# PROBLEM STATEMENT
Quote the listing in full, exactly as given, minus any pictures.
○ ○ ○ ○ ○ ○ ○
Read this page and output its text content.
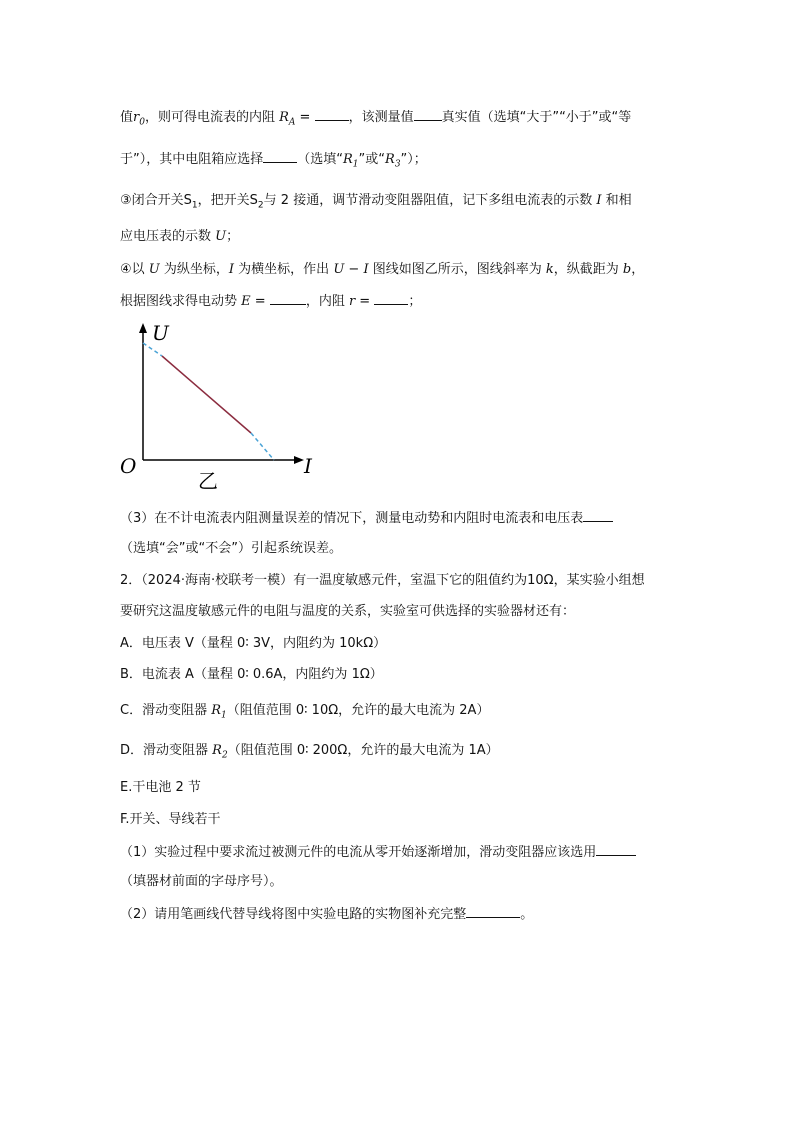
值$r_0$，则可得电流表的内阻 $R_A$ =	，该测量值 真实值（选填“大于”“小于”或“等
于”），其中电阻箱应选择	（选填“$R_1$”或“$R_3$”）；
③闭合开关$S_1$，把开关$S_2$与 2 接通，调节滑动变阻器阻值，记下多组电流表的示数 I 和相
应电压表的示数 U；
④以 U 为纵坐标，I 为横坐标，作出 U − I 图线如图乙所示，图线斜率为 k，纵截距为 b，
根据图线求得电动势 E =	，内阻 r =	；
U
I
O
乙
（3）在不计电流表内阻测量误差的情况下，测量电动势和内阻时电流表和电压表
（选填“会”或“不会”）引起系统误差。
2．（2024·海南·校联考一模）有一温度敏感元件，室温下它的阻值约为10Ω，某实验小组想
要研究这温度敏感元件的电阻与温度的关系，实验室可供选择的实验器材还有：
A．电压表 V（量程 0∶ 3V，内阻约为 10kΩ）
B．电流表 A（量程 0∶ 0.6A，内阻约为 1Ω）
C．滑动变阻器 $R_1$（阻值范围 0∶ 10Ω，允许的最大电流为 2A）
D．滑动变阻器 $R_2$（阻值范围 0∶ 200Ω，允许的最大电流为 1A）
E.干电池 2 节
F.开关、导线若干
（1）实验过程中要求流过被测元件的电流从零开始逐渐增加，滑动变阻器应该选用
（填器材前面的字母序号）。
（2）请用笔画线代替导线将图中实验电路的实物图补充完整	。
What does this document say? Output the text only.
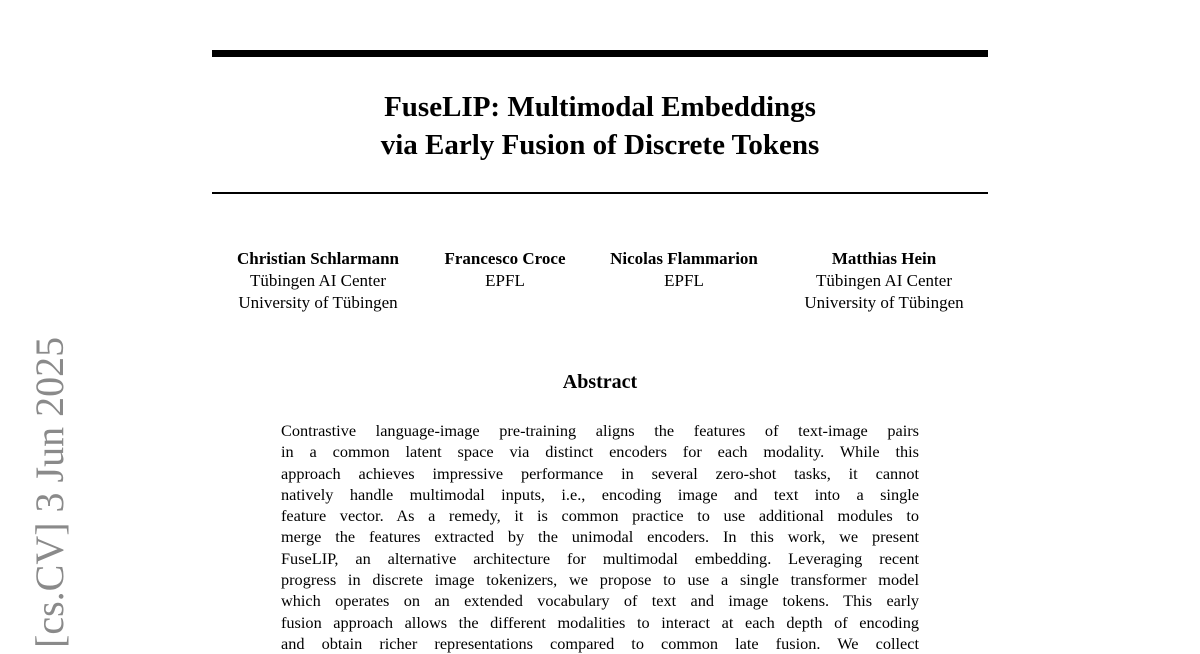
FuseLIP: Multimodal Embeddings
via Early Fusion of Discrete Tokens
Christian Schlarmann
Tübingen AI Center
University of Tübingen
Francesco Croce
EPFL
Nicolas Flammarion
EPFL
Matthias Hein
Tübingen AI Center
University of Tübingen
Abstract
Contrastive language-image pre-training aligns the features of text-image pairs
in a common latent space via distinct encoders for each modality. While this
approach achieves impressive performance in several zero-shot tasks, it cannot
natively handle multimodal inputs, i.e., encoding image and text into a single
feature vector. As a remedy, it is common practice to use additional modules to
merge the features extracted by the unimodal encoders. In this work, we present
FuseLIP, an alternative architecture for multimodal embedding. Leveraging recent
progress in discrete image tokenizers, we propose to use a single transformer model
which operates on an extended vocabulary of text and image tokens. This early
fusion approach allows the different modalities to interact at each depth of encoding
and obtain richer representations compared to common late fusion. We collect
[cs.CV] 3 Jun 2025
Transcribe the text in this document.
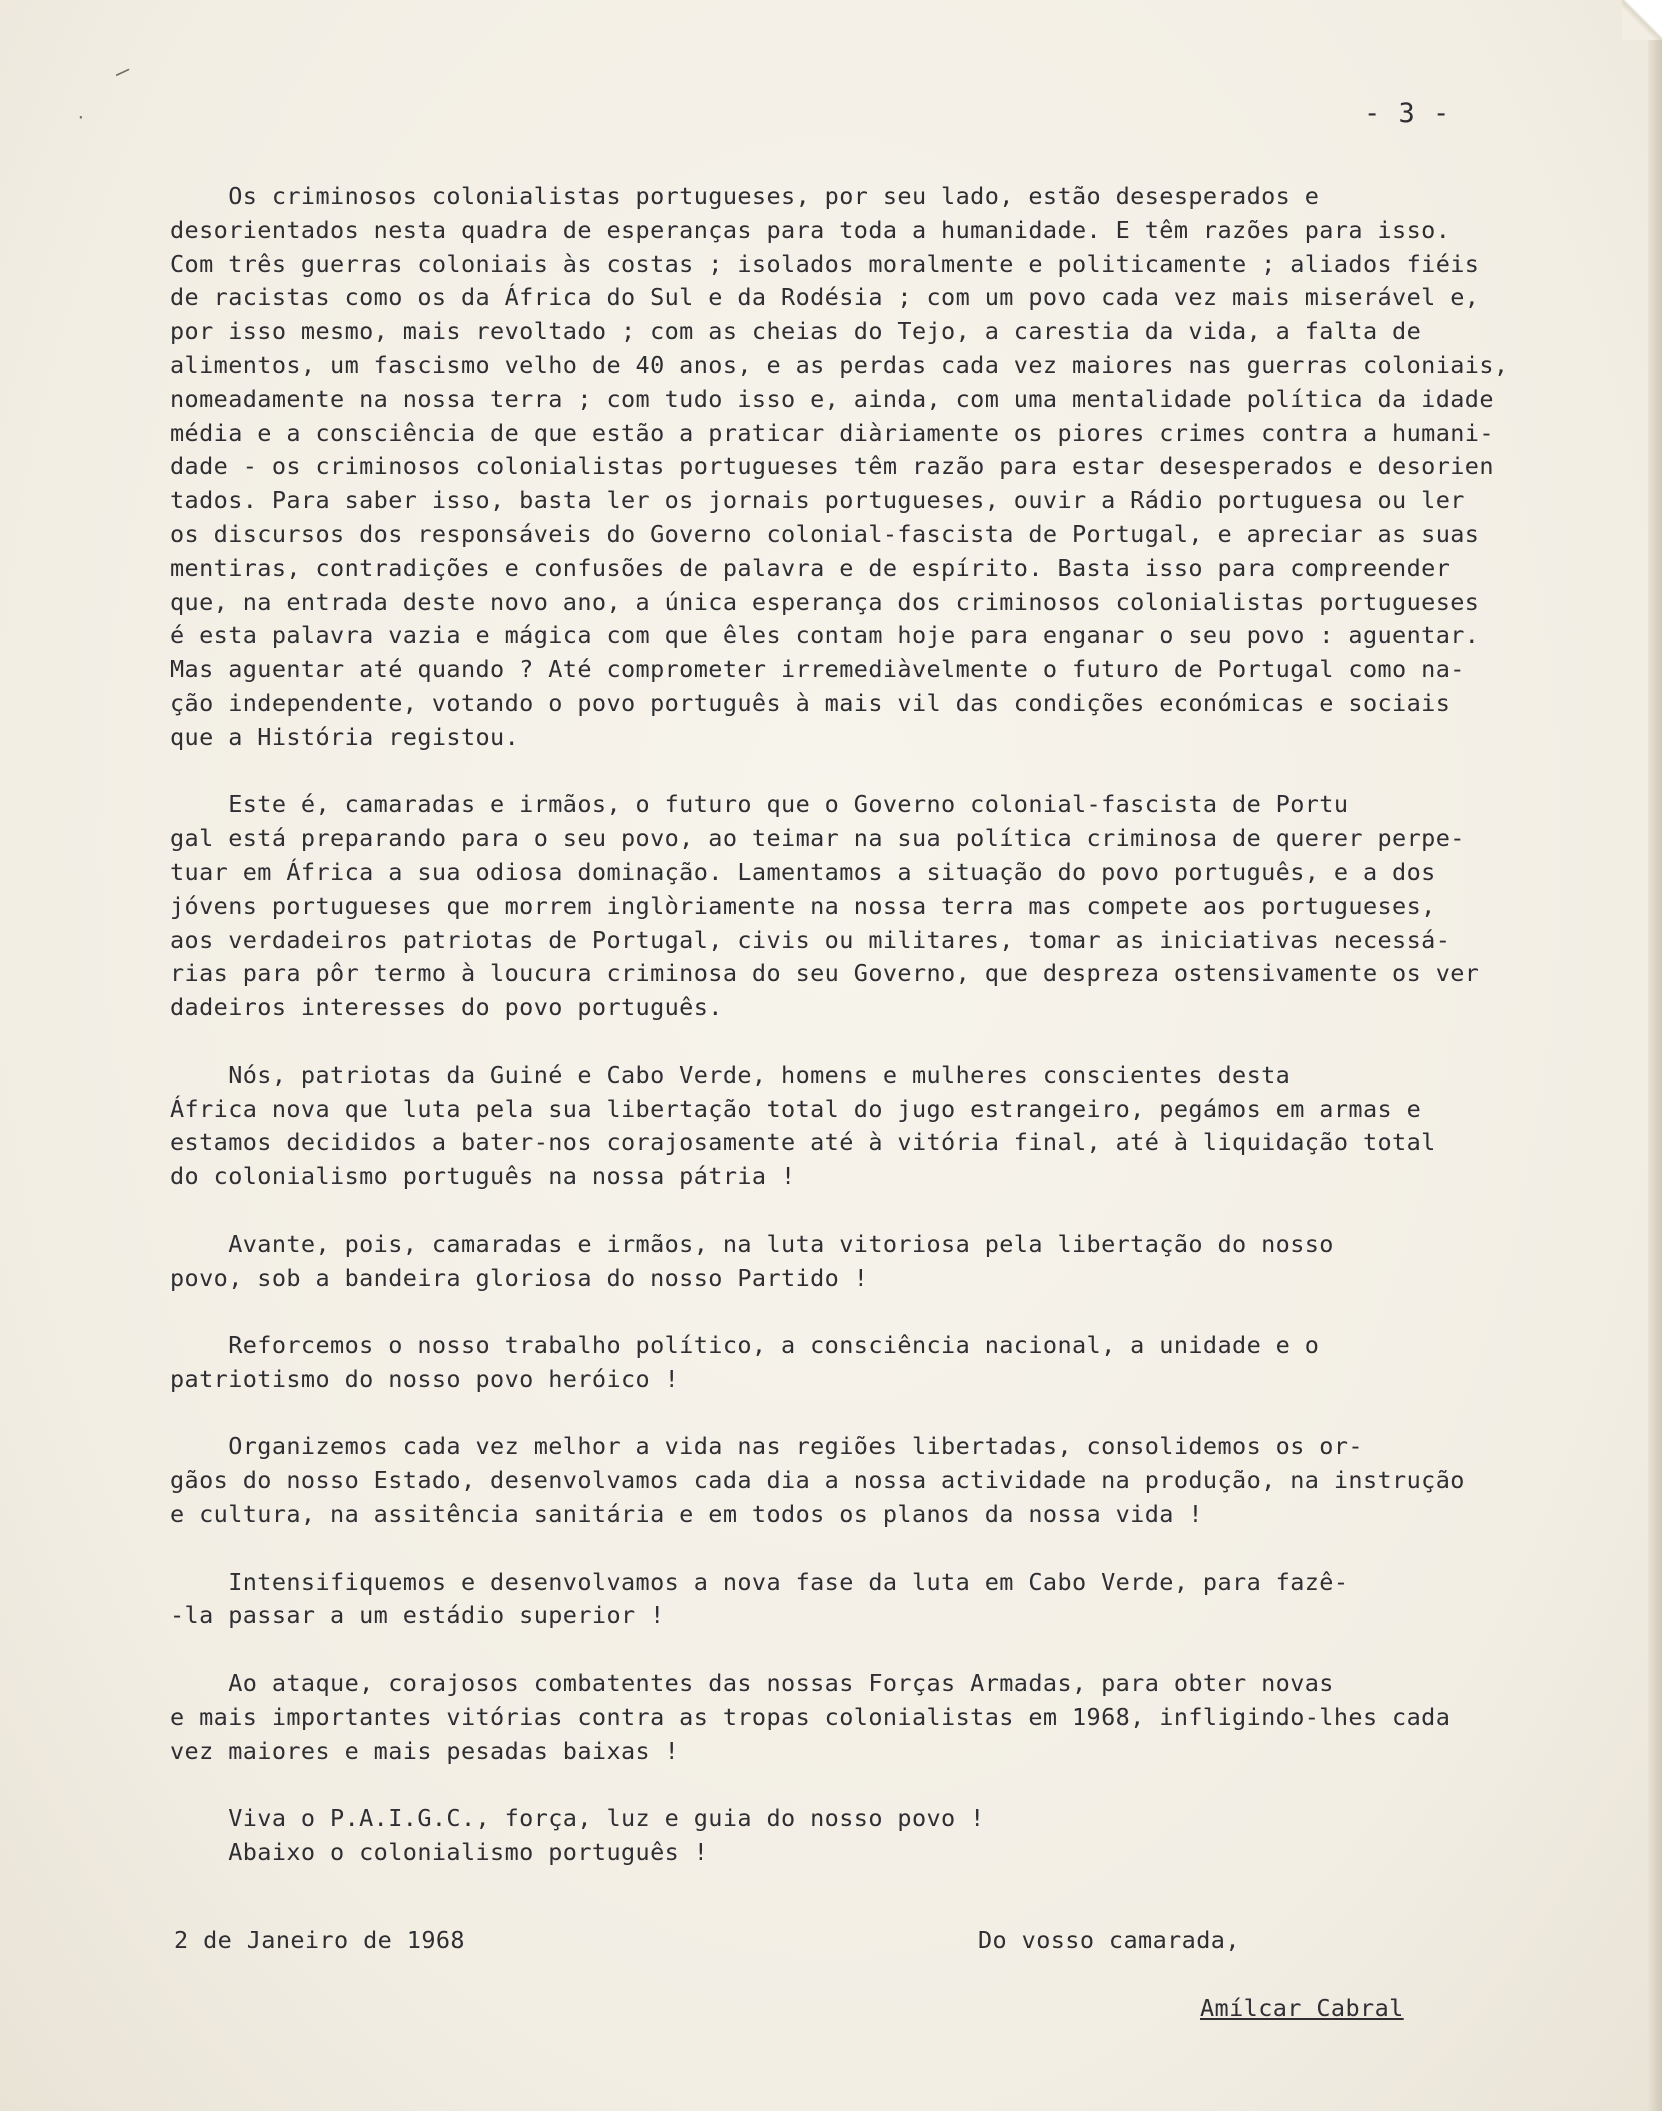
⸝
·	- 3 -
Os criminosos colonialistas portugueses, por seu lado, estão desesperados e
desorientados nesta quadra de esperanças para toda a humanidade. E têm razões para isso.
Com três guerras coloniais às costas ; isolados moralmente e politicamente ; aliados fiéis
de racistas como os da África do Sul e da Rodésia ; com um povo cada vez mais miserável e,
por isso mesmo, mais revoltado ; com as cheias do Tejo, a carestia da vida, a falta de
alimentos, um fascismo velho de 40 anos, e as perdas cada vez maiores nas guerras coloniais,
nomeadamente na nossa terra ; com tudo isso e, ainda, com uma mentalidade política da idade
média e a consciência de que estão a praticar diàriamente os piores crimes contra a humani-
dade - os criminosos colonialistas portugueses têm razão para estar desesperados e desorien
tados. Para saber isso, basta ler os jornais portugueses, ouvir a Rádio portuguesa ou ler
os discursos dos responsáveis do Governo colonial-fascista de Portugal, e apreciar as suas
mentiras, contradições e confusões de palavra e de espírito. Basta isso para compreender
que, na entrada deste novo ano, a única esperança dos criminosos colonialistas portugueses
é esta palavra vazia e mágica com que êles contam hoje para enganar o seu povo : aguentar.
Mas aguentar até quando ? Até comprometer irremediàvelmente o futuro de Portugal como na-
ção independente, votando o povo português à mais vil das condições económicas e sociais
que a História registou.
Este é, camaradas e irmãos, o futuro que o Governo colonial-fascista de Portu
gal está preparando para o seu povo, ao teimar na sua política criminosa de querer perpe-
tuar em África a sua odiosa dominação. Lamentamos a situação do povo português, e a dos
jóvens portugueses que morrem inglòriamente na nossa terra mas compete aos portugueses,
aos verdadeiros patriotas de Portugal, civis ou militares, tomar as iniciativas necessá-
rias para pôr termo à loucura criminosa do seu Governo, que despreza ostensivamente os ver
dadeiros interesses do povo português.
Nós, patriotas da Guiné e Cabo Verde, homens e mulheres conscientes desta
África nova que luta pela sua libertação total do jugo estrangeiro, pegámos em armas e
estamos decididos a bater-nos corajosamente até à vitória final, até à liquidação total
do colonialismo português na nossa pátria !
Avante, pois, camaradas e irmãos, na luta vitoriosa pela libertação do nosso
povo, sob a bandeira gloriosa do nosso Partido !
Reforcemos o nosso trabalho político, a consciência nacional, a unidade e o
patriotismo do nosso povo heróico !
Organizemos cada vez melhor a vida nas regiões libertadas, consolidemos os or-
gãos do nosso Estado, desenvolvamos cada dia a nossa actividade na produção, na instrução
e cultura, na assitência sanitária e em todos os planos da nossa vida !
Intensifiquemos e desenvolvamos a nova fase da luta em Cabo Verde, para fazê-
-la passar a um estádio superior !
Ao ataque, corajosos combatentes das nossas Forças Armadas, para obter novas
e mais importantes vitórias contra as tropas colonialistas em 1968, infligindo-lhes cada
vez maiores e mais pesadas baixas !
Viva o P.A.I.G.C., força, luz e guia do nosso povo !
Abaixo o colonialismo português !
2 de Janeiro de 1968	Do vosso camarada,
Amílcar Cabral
○ ○ ○ ○ ○ ○ ○
# FINAL ANSWER
Read this page and output its text content.
值$r_0$，则可得电流表的内阻 $R_A$ =	，该测量值 真实值（选填“大于”“小于”或“等
于”），其中电阻箱应选择	（选填“$R_1$”或“$R_3$”）；
③闭合开关$S_1$，把开关$S_2$与 2 接通，调节滑动变阻器阻值，记下多组电流表的示数 I 和相
应电压表的示数 U；
④以 U 为纵坐标，I 为横坐标，作出 U − I 图线如图乙所示，图线斜率为 k，纵截距为 b，
根据图线求得电动势 E =	，内阻 r =	；
U
I
O
乙
（3）在不计电流表内阻测量误差的情况下，测量电动势和内阻时电流表和电压表
（选填“会”或“不会”）引起系统误差。
2．（2024·海南·校联考一模）有一温度敏感元件，室温下它的阻值约为10Ω，某实验小组想
要研究这温度敏感元件的电阻与温度的关系，实验室可供选择的实验器材还有：
A．电压表 V（量程 0∶ 3V，内阻约为 10kΩ）
B．电流表 A（量程 0∶ 0.6A，内阻约为 1Ω）
C．滑动变阻器 $R_1$（阻值范围 0∶ 10Ω，允许的最大电流为 2A）
D．滑动变阻器 $R_2$（阻值范围 0∶ 200Ω，允许的最大电流为 1A）
E.干电池 2 节
F.开关、导线若干
（1）实验过程中要求流过被测元件的电流从零开始逐渐增加，滑动变阻器应该选用
（填器材前面的字母序号）。
（2）请用笔画线代替导线将图中实验电路的实物图补充完整	。
What does this document say? Output the text only.
FuseLIP: Multimodal Embeddings
via Early Fusion of Discrete Tokens
Christian Schlarmann
Tübingen AI Center
University of Tübingen
Francesco Croce
EPFL
Nicolas Flammarion
EPFL
Matthias Hein
Tübingen AI Center
University of Tübingen
Abstract
Contrastive language-image pre-training aligns the features of text-image pairs
in a common latent space via distinct encoders for each modality. While this
approach achieves impressive performance in several zero-shot tasks, it cannot
natively handle multimodal inputs, i.e., encoding image and text into a single
feature vector. As a remedy, it is common practice to use additional modules to
merge the features extracted by the unimodal encoders. In this work, we present
FuseLIP, an alternative architecture for multimodal embedding. Leveraging recent
progress in discrete image tokenizers, we propose to use a single transformer model
which operates on an extended vocabulary of text and image tokens. This early
fusion approach allows the different modalities to interact at each depth of encoding
and obtain richer representations compared to common late fusion. We collect
[cs.CV] 3 Jun 2025
Transcribe the text in this document.
⸝
·	- 3 -
Os criminosos colonialistas portugueses, por seu lado, estão desesperados e
desorientados nesta quadra de esperanças para toda a humanidade. E têm razões para isso.
Com três guerras coloniais às costas ; isolados moralmente e politicamente ; aliados fiéis
de racistas como os da África do Sul e da Rodésia ; com um povo cada vez mais miserável e,
por isso mesmo, mais revoltado ; com as cheias do Tejo, a carestia da vida, a falta de
alimentos, um fascismo velho de 40 anos, e as perdas cada vez maiores nas guerras coloniais,
nomeadamente na nossa terra ; com tudo isso e, ainda, com uma mentalidade política da idade
média e a consciência de que estão a praticar diàriamente os piores crimes contra a humani-
dade - os criminosos colonialistas portugueses têm razão para estar desesperados e desorien
tados. Para saber isso, basta ler os jornais portugueses, ouvir a Rádio portuguesa ou ler
os discursos dos responsáveis do Governo colonial-fascista de Portugal, e apreciar as suas
mentiras, contradições e confusões de palavra e de espírito. Basta isso para compreender
que, na entrada deste novo ano, a única esperança dos criminosos colonialistas portugueses
é esta palavra vazia e mágica com que êles contam hoje para enganar o seu povo : aguentar.
Mas aguentar até quando ? Até comprometer irremediàvelmente o futuro de Portugal como na-
ção independente, votando o povo português à mais vil das condições económicas e sociais
que a História registou.
Este é, camaradas e irmãos, o futuro que o Governo colonial-fascista de Portu
gal está preparando para o seu povo, ao teimar na sua política criminosa de querer perpe-
tuar em África a sua odiosa dominação. Lamentamos a situação do povo português, e a dos
jóvens portugueses que morrem inglòriamente na nossa terra mas compete aos portugueses,
aos verdadeiros patriotas de Portugal, civis ou militares, tomar as iniciativas necessá-
rias para pôr termo à loucura criminosa do seu Governo, que despreza ostensivamente os ver
dadeiros interesses do povo português.
Nós, patriotas da Guiné e Cabo Verde, homens e mulheres conscientes desta
África nova que luta pela sua libertação total do jugo estrangeiro, pegámos em armas e
estamos decididos a bater-nos corajosamente até à vitória final, até à liquidação total
do colonialismo português na nossa pátria !
Avante, pois, camaradas e irmãos, na luta vitoriosa pela libertação do nosso
povo, sob a bandeira gloriosa do nosso Partido !
Reforcemos o nosso trabalho político, a consciência nacional, a unidade e o
patriotismo do nosso povo heróico !
Organizemos cada vez melhor a vida nas regiões libertadas, consolidemos os or-
gãos do nosso Estado, desenvolvamos cada dia a nossa actividade na produção, na instrução
e cultura, na assitência sanitária e em todos os planos da nossa vida !
Intensifiquemos e desenvolvamos a nova fase da luta em Cabo Verde, para fazê-
-la passar a um estádio superior !
Ao ataque, corajosos combatentes das nossas Forças Armadas, para obter novas
e mais importantes vitórias contra as tropas colonialistas em 1968, infligindo-lhes cada
vez maiores e mais pesadas baixas !
Viva o P.A.I.G.C., força, luz e guia do nosso povo !
Abaixo o colonialismo português !
2 de Janeiro de 1968	Do vosso camarada,
Amílcar Cabral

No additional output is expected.